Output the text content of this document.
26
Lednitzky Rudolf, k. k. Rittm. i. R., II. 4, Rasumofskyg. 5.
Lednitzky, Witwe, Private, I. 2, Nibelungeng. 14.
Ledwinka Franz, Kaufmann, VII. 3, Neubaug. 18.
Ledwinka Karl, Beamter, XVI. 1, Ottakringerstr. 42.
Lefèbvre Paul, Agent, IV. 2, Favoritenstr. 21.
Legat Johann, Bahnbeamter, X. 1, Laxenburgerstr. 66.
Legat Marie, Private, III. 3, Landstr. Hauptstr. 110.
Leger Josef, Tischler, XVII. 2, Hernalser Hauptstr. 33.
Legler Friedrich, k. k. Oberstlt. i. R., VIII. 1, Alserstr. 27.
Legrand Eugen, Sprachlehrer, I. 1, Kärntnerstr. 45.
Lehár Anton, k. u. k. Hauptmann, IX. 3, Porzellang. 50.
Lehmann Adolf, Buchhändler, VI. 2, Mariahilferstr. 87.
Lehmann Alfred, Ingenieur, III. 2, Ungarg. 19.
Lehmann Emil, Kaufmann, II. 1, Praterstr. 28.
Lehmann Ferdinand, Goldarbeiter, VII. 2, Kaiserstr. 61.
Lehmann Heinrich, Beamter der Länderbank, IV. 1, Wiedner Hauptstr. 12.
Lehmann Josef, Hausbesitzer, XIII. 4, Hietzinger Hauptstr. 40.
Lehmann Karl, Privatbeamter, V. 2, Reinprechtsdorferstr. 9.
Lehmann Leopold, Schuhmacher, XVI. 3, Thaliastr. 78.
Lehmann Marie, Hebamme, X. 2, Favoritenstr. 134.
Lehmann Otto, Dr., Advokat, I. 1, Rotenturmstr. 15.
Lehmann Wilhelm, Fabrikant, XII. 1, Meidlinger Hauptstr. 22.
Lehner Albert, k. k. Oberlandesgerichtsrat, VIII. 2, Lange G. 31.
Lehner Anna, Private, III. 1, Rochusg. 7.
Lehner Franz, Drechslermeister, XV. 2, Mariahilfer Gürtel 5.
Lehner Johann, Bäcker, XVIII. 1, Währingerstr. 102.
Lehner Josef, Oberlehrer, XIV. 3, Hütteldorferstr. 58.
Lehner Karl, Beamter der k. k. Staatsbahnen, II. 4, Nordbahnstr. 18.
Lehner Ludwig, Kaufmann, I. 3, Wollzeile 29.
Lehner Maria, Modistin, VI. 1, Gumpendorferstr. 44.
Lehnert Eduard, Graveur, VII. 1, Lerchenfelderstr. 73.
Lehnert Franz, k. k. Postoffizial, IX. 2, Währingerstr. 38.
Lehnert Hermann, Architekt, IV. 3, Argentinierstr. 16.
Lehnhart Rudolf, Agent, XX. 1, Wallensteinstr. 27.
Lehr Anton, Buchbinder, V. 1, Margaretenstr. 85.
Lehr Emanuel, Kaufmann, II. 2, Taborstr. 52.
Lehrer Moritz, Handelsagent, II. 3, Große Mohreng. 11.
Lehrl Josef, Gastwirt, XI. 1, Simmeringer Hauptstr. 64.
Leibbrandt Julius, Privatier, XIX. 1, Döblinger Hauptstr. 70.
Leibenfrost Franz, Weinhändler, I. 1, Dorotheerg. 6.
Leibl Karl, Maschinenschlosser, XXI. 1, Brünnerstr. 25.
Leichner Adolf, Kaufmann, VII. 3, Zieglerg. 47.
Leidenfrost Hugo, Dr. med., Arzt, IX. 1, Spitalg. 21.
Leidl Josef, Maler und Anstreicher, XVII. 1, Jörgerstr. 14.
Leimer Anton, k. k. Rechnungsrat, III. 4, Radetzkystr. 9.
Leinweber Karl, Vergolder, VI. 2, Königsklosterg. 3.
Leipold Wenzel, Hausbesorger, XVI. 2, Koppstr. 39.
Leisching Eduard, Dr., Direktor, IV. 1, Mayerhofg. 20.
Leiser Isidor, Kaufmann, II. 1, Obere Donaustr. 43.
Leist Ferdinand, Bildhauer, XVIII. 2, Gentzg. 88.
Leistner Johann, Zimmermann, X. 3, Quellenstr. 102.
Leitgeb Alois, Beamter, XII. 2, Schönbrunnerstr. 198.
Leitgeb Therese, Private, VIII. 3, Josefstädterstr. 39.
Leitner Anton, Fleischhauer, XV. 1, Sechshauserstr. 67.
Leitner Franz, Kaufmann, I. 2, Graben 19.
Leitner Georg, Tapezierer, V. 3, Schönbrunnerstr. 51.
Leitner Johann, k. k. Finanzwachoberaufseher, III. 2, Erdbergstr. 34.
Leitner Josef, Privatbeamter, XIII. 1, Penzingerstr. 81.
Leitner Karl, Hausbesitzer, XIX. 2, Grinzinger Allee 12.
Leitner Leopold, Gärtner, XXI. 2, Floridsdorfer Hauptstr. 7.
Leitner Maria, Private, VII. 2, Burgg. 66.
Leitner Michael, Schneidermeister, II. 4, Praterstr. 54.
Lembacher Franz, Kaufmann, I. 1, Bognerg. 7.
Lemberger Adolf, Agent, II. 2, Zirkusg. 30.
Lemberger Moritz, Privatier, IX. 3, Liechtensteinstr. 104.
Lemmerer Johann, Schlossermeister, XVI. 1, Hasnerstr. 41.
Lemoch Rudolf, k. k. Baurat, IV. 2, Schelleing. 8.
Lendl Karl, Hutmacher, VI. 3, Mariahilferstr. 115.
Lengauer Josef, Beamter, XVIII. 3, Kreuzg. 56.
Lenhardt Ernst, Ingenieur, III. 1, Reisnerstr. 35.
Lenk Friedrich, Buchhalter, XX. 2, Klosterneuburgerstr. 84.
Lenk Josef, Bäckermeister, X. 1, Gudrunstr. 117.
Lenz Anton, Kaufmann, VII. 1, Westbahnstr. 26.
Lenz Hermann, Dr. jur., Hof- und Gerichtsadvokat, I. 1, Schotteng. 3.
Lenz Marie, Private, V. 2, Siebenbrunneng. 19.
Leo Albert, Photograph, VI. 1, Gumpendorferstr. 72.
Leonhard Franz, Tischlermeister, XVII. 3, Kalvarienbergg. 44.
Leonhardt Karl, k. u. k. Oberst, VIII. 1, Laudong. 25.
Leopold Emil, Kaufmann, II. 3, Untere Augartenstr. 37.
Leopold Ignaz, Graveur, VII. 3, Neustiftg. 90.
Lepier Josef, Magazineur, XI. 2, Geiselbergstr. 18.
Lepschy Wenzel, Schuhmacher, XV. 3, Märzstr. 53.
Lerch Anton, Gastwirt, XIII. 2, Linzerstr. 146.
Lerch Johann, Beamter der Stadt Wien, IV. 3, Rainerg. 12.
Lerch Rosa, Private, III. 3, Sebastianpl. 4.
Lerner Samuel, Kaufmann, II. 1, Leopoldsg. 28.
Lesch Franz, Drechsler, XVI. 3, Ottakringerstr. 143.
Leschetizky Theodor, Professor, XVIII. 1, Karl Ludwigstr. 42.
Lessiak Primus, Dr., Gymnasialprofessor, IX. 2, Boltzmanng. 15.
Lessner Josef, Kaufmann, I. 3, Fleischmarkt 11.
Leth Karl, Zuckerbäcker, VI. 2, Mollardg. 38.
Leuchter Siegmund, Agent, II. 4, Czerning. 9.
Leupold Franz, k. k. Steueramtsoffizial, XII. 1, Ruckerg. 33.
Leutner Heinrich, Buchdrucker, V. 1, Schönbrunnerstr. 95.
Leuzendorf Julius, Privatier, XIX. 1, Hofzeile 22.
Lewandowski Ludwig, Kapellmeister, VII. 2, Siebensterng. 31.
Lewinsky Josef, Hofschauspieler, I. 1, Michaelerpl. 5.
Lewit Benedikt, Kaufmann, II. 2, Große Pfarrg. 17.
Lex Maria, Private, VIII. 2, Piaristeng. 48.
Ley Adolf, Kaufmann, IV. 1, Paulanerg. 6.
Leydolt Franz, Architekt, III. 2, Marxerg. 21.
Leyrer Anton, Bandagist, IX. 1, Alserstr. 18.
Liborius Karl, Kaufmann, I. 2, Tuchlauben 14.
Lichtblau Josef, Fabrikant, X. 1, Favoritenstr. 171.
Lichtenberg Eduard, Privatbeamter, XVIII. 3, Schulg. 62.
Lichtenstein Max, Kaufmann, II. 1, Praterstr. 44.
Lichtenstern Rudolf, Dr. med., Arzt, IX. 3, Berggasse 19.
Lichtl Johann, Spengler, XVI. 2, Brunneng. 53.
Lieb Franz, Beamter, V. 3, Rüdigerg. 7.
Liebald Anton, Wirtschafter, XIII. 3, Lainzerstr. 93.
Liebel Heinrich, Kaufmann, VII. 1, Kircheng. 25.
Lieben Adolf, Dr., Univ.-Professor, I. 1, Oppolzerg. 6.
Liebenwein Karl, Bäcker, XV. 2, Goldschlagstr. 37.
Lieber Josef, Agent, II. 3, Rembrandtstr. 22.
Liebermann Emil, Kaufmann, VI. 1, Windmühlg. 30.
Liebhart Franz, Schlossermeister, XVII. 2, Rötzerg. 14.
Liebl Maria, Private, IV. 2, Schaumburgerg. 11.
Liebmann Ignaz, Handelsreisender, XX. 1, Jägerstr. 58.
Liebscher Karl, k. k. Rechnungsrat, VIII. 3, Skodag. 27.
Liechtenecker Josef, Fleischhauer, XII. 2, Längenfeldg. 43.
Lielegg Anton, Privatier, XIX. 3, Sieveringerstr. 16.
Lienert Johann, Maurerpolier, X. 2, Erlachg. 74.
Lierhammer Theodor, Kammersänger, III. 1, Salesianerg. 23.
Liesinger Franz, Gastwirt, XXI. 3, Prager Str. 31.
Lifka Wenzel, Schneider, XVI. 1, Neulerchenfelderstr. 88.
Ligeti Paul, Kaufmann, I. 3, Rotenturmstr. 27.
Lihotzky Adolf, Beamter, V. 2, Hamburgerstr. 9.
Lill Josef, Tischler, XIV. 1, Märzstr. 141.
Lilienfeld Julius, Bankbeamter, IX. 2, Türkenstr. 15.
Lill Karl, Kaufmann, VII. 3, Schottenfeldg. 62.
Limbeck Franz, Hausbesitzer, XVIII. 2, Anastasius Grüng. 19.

::::

● GOAL
All lines above containing the string "Fabrikant" are to be collected.

● CORRECT OUTPUT
Lehmann Wilhelm, Fabrikant, XII. 1, Meidlinger Hauptstr. 22.
Lichtblau Josef, Fabrikant, X. 1, Favoritenstr. 171.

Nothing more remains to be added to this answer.